Work to do | Write out the whole listing word for word.

Material supplied |
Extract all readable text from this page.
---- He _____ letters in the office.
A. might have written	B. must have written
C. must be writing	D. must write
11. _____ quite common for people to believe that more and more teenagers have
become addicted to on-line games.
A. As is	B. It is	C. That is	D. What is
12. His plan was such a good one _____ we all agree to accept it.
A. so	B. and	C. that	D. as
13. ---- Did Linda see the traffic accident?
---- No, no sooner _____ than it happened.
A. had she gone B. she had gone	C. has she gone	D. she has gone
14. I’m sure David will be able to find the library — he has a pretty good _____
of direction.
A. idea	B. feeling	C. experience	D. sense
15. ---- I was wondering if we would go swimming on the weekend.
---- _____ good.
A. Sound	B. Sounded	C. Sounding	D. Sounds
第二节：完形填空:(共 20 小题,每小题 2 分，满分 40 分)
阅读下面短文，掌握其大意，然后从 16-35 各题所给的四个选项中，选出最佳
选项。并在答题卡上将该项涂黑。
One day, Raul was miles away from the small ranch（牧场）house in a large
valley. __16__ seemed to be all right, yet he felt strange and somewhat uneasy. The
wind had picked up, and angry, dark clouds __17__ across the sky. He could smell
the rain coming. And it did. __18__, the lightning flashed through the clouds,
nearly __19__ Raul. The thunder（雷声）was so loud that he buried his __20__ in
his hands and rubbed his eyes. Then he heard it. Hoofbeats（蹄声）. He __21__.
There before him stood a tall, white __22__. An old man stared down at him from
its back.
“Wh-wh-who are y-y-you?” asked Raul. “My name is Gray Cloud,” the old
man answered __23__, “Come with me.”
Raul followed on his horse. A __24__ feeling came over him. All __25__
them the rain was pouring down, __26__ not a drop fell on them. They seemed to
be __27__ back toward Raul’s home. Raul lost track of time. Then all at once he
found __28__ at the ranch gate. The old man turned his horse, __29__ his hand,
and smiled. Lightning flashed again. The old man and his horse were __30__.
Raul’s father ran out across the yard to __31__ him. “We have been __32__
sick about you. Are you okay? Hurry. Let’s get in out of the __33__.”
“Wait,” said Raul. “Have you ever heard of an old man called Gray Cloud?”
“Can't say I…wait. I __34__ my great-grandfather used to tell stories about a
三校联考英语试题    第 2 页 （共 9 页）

Expected output |
Extract all readable text from this page.
---- He _____ letters in the office.
A. might have written	B. must have written
C. must be writing	D. must write
11. _____ quite common for people to believe that more and more teenagers have
become addicted to on-line games.
A. As is	B. It is	C. That is	D. What is
12. His plan was such a good one _____ we all agree to accept it.
A. so	B. and	C. that	D. as
13. ---- Did Linda see the traffic accident?
---- No, no sooner _____ than it happened.
A. had she gone B. she had gone	C. has she gone	D. she has gone
14. I’m sure David will be able to find the library — he has a pretty good _____
of direction.
A. idea	B. feeling	C. experience	D. sense
15. ---- I was wondering if we would go swimming on the weekend.
---- _____ good.
A. Sound	B. Sounded	C. Sounding	D. Sounds
第二节：完形填空:(共 20 小题,每小题 2 分，满分 40 分)
阅读下面短文，掌握其大意，然后从 16-35 各题所给的四个选项中，选出最佳
选项。并在答题卡上将该项涂黑。
One day, Raul was miles away from the small ranch（牧场）house in a large
valley. __16__ seemed to be all right, yet he felt strange and somewhat uneasy. The
wind had picked up, and angry, dark clouds __17__ across the sky. He could smell
the rain coming. And it did. __18__, the lightning flashed through the clouds,
nearly __19__ Raul. The thunder（雷声）was so loud that he buried his __20__ in
his hands and rubbed his eyes. Then he heard it. Hoofbeats（蹄声）. He __21__.
There before him stood a tall, white __22__. An old man stared down at him from
its back.
“Wh-wh-who are y-y-you?” asked Raul. “My name is Gray Cloud,” the old
man answered __23__, “Come with me.”
Raul followed on his horse. A __24__ feeling came over him. All __25__
them the rain was pouring down, __26__ not a drop fell on them. They seemed to
be __27__ back toward Raul’s home. Raul lost track of time. Then all at once he
found __28__ at the ranch gate. The old man turned his horse, __29__ his hand,
and smiled. Lightning flashed again. The old man and his horse were __30__.
Raul’s father ran out across the yard to __31__ him. “We have been __32__
sick about you. Are you okay? Hurry. Let’s get in out of the __33__.”
“Wait,” said Raul. “Have you ever heard of an old man called Gray Cloud?”
“Can't say I…wait. I __34__ my great-grandfather used to tell stories about a
三校联考英语试题    第 2 页 （共 9 页）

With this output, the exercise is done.